**Exercise prompt:** Copy all lines below exactly as written. Leave pictures out.

--- begin Task inputs ---

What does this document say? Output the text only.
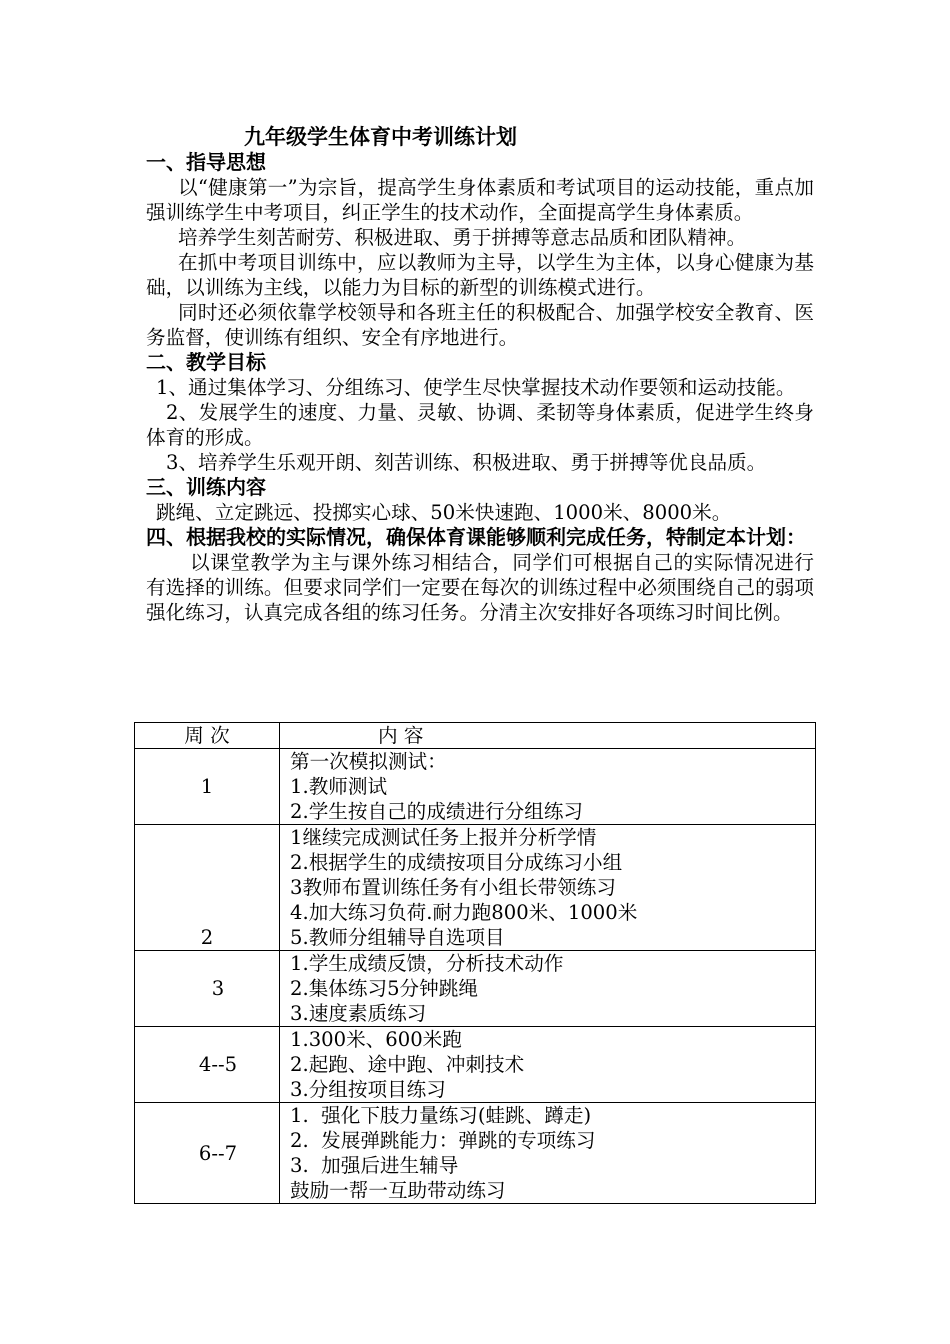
九年级学生体育中考训练计划
一、指导思想

以“健康第一”为宗旨，提高学生身体素质和考试项目的运动技能，重点加强训练学生中考项目，纠正学生的技术动作，全面提高学生身体素质。

培养学生刻苦耐劳、积极进取、勇于拼搏等意志品质和团队精神。

在抓中考项目训练中，应以教师为主导，以学生为主体，以身心健康为基础，以训练为主线，以能力为目标的新型的训练模式进行。

同时还必须依靠学校领导和各班主任的积极配合、加强学校安全教育、医务监督，使训练有组织、安全有序地进行。

二、教学目标

1、通过集体学习、分组练习、使学生尽快掌握技术动作要领和运动技能。

2、发展学生的速度、力量、灵敏、协调、柔韧等身体素质，促进学生终身体育的形成。

3、培养学生乐观开朗、刻苦训练、积极进取、勇于拼搏等优良品质。

三、训练内容

跳绳、立定跳远、投掷实心球、50米快速跑、1000米、8000米。

四、根据我校的实际情况，确保体育课能够顺利完成任务，特制定本计划：

以课堂教学为主与课外练习相结合，同学们可根据自己的实际情况进行有选择的训练。但要求同学们一定要在每次的训练过程中必须围绕自己的弱项强化练习，认真完成各组的练习任务。分清主次安排好各项练习时间比例。

周 次	内 容

1	第一次模拟测试：
1.教师测试
2.学生按自己的成绩进行分组练习

2	1继续完成测试任务上报并分析学情
2.根据学生的成绩按项目分成练习小组
3教师布置训练任务有小组长带领练习
4.加大练习负荷.耐力跑800米、1000米
5.教师分组辅导自选项目

3	1.学生成绩反馈，分析技术动作
2.集体练习5分钟跳绳
3.速度素质练习

4--5	1.300米、600米跑
2.起跑、途中跑、冲刺技术
3.分组按项目练习

6--7	1.  强化下肢力量练习(蛙跳、蹲走)
2.  发展弹跳能力：弹跳的专项练习
3.  加强后进生辅导
鼓励一帮一互助带动练习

--- end Task inputs ---

**Task response:**
What does this document say? Output the text only.
九年级学生体育中考训练计划
一、指导思想

以“健康第一”为宗旨，提高学生身体素质和考试项目的运动技能，重点加强训练学生中考项目，纠正学生的技术动作，全面提高学生身体素质。

培养学生刻苦耐劳、积极进取、勇于拼搏等意志品质和团队精神。

在抓中考项目训练中，应以教师为主导，以学生为主体，以身心健康为基础，以训练为主线，以能力为目标的新型的训练模式进行。

同时还必须依靠学校领导和各班主任的积极配合、加强学校安全教育、医务监督，使训练有组织、安全有序地进行。

二、教学目标

1、通过集体学习、分组练习、使学生尽快掌握技术动作要领和运动技能。

2、发展学生的速度、力量、灵敏、协调、柔韧等身体素质，促进学生终身体育的形成。

3、培养学生乐观开朗、刻苦训练、积极进取、勇于拼搏等优良品质。

三、训练内容

跳绳、立定跳远、投掷实心球、50米快速跑、1000米、8000米。

四、根据我校的实际情况，确保体育课能够顺利完成任务，特制定本计划：

以课堂教学为主与课外练习相结合，同学们可根据自己的实际情况进行有选择的训练。但要求同学们一定要在每次的训练过程中必须围绕自己的弱项强化练习，认真完成各组的练习任务。分清主次安排好各项练习时间比例。

周 次	内 容

1	第一次模拟测试：
1.教师测试
2.学生按自己的成绩进行分组练习

2	1继续完成测试任务上报并分析学情
2.根据学生的成绩按项目分成练习小组
3教师布置训练任务有小组长带领练习
4.加大练习负荷.耐力跑800米、1000米
5.教师分组辅导自选项目

3	1.学生成绩反馈，分析技术动作
2.集体练习5分钟跳绳
3.速度素质练习

4--5	1.300米、600米跑
2.起跑、途中跑、冲刺技术
3.分组按项目练习

6--7	1.  强化下肢力量练习(蛙跳、蹲走)
2.  发展弹跳能力：弹跳的专项练习
3.  加强后进生辅导
鼓励一帮一互助带动练习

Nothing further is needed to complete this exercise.